** Begin Records to use **

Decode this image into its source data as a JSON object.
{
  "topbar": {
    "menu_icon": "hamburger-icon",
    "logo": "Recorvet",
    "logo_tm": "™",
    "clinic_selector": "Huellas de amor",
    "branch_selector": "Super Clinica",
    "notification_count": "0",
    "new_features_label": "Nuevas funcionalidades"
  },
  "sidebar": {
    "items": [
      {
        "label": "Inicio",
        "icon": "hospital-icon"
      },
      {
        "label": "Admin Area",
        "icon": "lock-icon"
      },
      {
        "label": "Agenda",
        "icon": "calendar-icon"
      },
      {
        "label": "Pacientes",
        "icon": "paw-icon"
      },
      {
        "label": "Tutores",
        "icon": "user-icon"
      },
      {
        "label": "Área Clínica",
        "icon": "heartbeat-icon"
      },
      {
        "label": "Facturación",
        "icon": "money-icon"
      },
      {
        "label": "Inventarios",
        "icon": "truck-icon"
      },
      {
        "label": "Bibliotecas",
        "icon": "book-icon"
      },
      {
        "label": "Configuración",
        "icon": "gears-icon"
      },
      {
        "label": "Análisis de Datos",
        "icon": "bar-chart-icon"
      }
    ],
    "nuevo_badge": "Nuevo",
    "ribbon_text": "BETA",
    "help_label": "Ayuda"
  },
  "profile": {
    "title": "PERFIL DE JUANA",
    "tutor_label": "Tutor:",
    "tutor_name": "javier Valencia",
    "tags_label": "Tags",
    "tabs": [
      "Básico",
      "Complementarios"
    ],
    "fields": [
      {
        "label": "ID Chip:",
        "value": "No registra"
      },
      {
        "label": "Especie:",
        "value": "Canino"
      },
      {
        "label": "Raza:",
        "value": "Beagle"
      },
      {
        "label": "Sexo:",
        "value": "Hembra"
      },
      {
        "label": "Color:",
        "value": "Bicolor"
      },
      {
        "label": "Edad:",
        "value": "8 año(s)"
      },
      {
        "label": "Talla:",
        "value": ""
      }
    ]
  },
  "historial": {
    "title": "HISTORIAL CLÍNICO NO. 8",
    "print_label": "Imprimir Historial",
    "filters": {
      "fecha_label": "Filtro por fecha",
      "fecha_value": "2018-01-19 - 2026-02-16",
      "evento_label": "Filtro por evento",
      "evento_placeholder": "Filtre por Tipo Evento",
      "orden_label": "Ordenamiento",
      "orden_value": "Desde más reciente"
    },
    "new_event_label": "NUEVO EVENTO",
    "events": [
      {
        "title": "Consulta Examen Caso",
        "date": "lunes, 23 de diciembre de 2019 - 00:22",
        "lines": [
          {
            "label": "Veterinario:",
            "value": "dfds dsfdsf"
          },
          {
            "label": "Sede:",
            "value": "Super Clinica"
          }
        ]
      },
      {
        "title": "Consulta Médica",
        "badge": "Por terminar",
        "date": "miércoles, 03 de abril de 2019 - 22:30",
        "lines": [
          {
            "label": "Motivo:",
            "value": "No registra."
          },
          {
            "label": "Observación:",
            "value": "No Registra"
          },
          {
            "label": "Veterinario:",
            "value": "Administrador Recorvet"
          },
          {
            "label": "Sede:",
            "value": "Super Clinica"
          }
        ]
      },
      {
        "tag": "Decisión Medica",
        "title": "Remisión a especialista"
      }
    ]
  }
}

** End Records to use **
** Begin Records to use **

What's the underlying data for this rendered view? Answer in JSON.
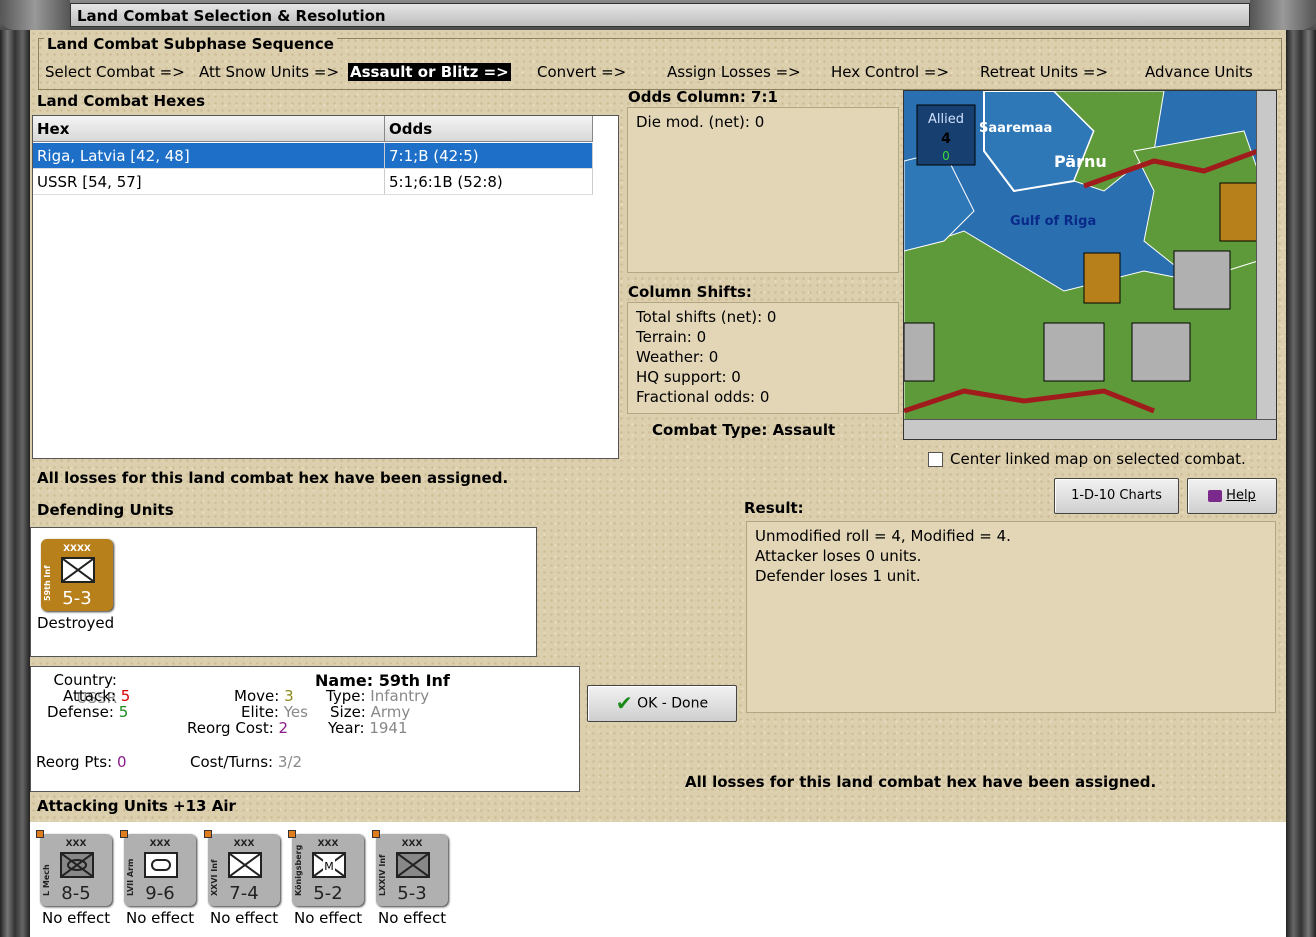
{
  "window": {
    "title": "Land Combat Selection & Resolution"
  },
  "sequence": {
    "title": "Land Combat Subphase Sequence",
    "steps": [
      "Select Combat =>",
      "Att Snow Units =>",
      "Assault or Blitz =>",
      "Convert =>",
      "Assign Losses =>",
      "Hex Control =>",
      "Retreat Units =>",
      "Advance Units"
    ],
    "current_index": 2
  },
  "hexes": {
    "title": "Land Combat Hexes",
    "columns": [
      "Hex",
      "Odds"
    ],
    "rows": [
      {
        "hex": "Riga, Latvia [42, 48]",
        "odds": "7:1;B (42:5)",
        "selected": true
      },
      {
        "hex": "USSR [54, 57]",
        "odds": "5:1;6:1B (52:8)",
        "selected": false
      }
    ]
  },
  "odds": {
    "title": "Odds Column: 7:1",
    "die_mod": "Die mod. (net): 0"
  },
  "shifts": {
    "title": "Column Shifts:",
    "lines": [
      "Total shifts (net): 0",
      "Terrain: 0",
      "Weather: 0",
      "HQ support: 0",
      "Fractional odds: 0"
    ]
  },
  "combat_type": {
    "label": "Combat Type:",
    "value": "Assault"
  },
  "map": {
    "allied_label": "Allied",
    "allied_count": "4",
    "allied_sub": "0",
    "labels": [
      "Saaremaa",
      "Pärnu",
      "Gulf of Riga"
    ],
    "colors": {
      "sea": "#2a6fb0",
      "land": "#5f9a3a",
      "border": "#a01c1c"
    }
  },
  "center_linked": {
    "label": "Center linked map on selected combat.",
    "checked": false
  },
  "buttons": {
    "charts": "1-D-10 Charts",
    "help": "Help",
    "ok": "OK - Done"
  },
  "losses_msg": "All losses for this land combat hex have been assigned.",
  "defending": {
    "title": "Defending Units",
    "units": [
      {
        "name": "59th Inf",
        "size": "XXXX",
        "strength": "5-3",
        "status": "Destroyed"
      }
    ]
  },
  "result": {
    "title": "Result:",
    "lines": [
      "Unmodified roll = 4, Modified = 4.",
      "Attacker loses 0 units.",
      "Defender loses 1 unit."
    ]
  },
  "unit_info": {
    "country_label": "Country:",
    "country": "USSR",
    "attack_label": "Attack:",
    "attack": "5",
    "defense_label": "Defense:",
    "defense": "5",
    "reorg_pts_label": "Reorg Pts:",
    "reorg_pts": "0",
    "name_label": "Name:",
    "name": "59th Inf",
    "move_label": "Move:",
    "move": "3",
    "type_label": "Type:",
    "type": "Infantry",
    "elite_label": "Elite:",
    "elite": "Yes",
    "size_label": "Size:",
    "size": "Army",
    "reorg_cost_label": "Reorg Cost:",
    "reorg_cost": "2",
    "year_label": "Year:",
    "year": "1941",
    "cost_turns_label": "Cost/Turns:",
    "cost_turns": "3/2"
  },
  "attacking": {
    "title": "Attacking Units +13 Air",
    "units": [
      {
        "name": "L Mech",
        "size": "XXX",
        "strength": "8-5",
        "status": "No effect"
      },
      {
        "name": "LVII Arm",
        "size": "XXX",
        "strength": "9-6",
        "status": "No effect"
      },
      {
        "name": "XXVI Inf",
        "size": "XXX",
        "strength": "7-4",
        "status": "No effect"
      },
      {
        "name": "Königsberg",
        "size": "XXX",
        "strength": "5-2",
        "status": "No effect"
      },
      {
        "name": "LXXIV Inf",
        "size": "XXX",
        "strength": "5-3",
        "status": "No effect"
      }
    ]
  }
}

** End Records to use **

▶ **Directions for this task**:
Using the data above, copy each line that contains "JSON".

▶ **Written answer**:
Decode this image into its source data as a JSON object.
What's the underlying data for this rendered view? Answer in JSON.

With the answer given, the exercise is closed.